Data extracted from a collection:
Begin
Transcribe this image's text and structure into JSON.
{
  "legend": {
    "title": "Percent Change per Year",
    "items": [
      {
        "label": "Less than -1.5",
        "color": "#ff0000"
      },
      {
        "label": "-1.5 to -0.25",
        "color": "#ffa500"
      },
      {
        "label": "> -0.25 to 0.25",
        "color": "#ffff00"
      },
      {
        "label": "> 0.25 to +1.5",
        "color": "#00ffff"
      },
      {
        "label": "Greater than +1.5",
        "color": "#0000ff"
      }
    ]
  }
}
End
TASK BRIEF: Your task is to retype all the records above with nothing left out.

SOLVED PROBLEM:
Transcribe this image's text and structure into JSON.
{
  "legend": {
    "title": "Percent Change per Year",
    "items": [
      {
        "label": "Less than -1.5",
        "color": "#ff0000"
      },
      {
        "label": "-1.5 to -0.25",
        "color": "#ffa500"
      },
      {
        "label": "> -0.25 to 0.25",
        "color": "#ffff00"
      },
      {
        "label": "> 0.25 to +1.5",
        "color": "#00ffff"
      },
      {
        "label": "Greater than +1.5",
        "color": "#0000ff"
      }
    ]
  }
}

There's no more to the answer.